Dataset entries:
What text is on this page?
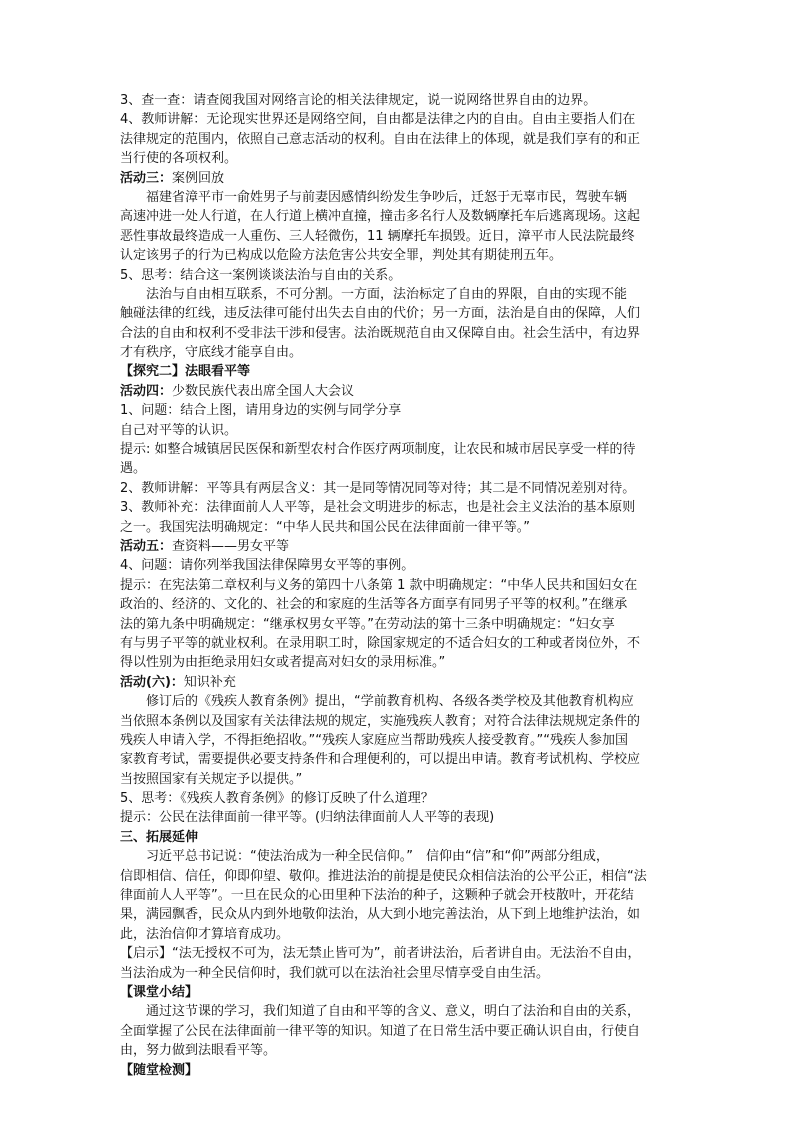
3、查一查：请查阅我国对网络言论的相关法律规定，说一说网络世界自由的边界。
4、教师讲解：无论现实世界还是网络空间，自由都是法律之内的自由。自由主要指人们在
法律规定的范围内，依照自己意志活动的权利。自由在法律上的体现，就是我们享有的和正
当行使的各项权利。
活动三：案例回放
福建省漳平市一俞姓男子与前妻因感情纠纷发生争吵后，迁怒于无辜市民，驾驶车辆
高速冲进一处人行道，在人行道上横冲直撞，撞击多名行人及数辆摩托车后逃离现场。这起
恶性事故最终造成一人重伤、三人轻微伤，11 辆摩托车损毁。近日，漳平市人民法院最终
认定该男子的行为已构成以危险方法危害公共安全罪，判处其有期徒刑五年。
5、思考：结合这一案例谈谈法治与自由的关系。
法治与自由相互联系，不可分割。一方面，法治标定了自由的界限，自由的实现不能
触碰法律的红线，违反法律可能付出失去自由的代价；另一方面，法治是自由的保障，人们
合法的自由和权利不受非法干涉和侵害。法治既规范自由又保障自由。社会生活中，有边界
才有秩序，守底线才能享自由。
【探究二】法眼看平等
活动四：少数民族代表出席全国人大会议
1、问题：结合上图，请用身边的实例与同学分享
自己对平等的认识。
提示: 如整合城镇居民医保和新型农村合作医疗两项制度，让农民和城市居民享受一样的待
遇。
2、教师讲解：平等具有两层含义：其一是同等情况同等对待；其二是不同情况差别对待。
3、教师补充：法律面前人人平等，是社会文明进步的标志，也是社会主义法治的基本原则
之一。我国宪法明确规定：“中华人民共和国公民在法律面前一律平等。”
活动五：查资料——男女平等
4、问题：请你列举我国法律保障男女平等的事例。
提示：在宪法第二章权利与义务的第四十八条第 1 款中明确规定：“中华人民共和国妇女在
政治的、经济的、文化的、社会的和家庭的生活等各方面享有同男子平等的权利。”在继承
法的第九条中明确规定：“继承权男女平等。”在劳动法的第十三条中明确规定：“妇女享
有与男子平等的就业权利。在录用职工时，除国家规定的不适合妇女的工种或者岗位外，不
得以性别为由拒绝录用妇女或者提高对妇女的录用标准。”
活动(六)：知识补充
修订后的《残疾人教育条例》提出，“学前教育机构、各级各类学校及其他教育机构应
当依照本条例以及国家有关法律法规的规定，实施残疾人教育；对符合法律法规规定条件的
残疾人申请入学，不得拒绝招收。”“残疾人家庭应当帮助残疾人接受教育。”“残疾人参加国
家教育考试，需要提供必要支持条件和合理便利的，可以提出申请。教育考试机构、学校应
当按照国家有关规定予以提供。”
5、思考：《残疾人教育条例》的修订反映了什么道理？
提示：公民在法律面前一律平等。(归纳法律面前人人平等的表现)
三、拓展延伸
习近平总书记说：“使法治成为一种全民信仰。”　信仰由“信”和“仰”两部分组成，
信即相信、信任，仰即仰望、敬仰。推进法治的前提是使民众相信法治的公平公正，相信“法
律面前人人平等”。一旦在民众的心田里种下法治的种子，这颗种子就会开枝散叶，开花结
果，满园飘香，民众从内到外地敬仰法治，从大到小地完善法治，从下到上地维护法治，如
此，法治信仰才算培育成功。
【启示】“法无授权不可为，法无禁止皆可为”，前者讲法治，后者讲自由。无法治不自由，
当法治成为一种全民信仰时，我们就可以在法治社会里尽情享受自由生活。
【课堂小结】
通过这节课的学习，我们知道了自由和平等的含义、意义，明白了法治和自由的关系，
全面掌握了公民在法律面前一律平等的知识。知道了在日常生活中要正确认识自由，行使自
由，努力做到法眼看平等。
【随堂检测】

* * *

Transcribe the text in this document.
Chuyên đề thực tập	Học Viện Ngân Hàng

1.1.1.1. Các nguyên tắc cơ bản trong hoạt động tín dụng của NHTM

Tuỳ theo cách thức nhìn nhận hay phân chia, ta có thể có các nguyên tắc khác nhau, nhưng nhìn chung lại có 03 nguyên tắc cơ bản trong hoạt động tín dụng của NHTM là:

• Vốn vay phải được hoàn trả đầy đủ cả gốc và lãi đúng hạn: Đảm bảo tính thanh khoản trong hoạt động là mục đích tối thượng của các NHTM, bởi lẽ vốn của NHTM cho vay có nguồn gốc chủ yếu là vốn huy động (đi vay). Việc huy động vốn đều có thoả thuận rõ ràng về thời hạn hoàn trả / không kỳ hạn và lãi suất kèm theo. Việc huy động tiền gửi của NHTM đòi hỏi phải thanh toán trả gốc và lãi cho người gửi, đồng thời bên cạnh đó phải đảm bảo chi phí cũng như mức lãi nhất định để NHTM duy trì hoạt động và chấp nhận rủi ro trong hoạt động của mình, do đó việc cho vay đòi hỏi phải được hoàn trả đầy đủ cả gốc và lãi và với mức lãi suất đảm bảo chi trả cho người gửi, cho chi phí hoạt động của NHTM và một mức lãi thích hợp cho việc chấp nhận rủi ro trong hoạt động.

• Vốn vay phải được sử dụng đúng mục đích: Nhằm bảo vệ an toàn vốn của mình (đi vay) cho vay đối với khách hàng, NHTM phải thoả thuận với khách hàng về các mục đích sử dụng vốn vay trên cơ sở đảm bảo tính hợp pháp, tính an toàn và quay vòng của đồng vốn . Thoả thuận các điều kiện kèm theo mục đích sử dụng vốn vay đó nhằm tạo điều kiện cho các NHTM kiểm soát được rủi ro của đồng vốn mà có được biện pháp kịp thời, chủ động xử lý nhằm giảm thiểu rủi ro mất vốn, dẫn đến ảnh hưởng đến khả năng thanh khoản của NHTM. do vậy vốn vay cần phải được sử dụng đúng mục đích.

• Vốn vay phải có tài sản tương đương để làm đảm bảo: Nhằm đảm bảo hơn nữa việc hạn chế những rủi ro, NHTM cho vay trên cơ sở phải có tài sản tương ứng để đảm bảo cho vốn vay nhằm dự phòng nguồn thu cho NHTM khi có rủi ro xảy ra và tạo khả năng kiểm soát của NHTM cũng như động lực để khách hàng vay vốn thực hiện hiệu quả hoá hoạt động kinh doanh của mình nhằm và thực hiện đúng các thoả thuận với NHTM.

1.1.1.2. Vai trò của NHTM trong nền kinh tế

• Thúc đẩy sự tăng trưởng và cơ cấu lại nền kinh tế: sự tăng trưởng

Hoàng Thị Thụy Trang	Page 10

__Exercise goal__. Tally the lines of the listing in which the word "残疾人教育条例" occurs, and state the total alone.

__Answer to this exercise__. 2